| Written request |
Using the data beneath, show every line that includes the word "kesedihan".

....

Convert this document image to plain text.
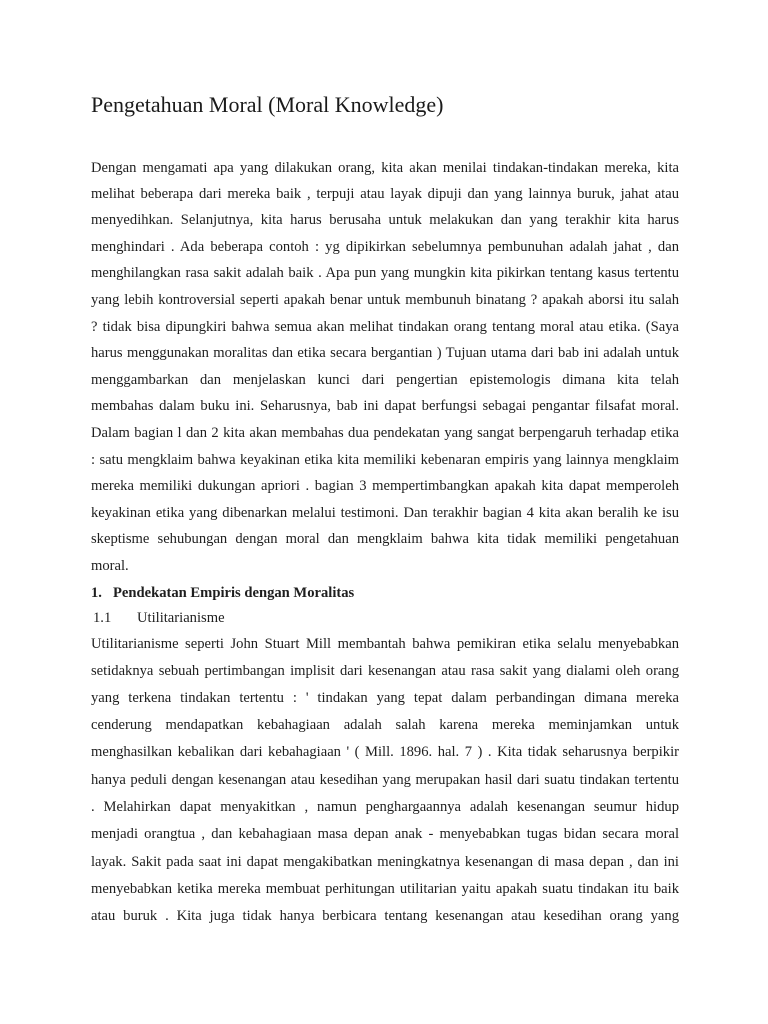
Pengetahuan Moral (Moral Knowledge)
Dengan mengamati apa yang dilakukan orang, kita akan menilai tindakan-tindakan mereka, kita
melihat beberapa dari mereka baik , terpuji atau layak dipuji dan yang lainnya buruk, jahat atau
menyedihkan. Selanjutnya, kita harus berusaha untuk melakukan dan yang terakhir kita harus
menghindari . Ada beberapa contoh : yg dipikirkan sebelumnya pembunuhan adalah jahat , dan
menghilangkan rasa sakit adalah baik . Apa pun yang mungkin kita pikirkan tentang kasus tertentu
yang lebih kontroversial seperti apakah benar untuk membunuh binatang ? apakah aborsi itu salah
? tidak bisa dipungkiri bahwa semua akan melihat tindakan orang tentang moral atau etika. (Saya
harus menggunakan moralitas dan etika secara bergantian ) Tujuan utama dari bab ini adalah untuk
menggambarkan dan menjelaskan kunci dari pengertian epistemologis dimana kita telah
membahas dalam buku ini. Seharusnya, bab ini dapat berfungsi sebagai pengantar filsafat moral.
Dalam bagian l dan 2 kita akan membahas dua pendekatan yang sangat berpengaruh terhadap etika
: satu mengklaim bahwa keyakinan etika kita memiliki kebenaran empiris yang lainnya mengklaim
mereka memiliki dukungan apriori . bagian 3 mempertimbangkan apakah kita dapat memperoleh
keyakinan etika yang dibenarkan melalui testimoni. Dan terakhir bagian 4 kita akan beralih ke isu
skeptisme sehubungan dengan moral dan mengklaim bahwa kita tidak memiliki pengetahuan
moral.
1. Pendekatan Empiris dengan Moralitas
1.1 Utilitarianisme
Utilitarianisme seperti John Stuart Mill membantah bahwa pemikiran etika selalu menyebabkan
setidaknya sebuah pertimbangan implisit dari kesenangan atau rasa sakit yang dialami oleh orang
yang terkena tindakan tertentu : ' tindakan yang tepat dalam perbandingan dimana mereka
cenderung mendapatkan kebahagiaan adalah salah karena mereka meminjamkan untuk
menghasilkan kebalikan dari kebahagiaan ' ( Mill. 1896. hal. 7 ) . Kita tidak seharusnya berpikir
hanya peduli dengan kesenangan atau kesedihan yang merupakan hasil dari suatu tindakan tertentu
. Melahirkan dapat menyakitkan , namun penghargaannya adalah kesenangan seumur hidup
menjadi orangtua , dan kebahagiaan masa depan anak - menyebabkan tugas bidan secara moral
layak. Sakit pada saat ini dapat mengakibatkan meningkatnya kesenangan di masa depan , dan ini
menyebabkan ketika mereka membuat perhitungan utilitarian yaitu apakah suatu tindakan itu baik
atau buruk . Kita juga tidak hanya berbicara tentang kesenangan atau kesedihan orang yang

....

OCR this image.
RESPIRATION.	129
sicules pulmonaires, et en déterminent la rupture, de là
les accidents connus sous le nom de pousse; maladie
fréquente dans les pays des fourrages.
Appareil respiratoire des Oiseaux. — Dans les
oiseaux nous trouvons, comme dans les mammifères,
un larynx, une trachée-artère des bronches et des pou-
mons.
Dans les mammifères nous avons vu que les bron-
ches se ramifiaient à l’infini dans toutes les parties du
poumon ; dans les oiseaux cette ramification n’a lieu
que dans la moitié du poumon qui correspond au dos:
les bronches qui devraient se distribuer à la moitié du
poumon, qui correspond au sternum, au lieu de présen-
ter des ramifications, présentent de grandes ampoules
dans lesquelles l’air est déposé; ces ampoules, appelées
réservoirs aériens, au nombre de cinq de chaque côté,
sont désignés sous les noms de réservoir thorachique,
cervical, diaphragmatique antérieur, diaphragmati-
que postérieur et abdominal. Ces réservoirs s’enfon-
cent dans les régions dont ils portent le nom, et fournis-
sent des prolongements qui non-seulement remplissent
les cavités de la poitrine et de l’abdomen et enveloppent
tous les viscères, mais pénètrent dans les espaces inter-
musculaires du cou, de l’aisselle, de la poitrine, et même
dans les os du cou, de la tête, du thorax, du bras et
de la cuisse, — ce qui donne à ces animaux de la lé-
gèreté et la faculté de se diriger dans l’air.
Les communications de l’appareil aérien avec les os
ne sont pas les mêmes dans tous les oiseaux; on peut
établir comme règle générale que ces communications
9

....

| Solution for this problem |
hanya peduli dengan kesenangan atau kesedihan yang merupakan hasil dari suatu tindakan tertentu
atau buruk . Kita juga tidak hanya berbicara tentang kesenangan atau kesedihan orang yang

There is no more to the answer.